• Written instruction: Your task is to print the material below exactly as presented.

==*==

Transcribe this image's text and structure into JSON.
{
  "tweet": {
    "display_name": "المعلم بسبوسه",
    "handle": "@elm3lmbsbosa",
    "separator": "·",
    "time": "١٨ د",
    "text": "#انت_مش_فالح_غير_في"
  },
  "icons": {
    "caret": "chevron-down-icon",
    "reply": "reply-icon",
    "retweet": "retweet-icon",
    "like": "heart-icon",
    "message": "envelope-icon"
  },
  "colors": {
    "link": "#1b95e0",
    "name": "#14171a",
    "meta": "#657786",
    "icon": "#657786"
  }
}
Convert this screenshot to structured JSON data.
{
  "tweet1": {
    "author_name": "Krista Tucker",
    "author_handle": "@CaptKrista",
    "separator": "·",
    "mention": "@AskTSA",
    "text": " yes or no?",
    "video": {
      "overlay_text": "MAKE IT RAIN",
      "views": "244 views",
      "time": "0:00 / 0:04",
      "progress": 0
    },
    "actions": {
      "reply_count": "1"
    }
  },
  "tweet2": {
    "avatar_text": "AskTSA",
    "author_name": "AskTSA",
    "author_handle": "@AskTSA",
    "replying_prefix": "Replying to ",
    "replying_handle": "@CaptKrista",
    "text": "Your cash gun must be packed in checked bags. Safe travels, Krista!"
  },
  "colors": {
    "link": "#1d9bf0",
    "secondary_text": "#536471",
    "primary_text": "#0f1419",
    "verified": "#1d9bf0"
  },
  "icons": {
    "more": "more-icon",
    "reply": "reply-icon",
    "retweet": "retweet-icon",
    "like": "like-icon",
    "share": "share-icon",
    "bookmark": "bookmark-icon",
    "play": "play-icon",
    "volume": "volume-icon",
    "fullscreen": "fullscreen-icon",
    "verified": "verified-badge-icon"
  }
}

==*==

• Answer to the task:
Transcribe this image's text and structure into JSON.
{
  "tweet": {
    "display_name": "المعلم بسبوسه",
    "handle": "@elm3lmbsbosa",
    "separator": "·",
    "time": "١٨ د",
    "text": "#انت_مش_فالح_غير_في"
  },
  "icons": {
    "caret": "chevron-down-icon",
    "reply": "reply-icon",
    "retweet": "retweet-icon",
    "like": "heart-icon",
    "message": "envelope-icon"
  },
  "colors": {
    "link": "#1b95e0",
    "name": "#14171a",
    "meta": "#657786",
    "icon": "#657786"
  }
}
Convert this screenshot to structured JSON data.
{
  "tweet1": {
    "author_name": "Krista Tucker",
    "author_handle": "@CaptKrista",
    "separator": "·",
    "mention": "@AskTSA",
    "text": " yes or no?",
    "video": {
      "overlay_text": "MAKE IT RAIN",
      "views": "244 views",
      "time": "0:00 / 0:04",
      "progress": 0
    },
    "actions": {
      "reply_count": "1"
    }
  },
  "tweet2": {
    "avatar_text": "AskTSA",
    "author_name": "AskTSA",
    "author_handle": "@AskTSA",
    "replying_prefix": "Replying to ",
    "replying_handle": "@CaptKrista",
    "text": "Your cash gun must be packed in checked bags. Safe travels, Krista!"
  },
  "colors": {
    "link": "#1d9bf0",
    "secondary_text": "#536471",
    "primary_text": "#0f1419",
    "verified": "#1d9bf0"
  },
  "icons": {
    "more": "more-icon",
    "reply": "reply-icon",
    "retweet": "retweet-icon",
    "like": "like-icon",
    "share": "share-icon",
    "bookmark": "bookmark-icon",
    "play": "play-icon",
    "volume": "volume-icon",
    "fullscreen": "fullscreen-icon",
    "verified": "verified-badge-icon"
  }
}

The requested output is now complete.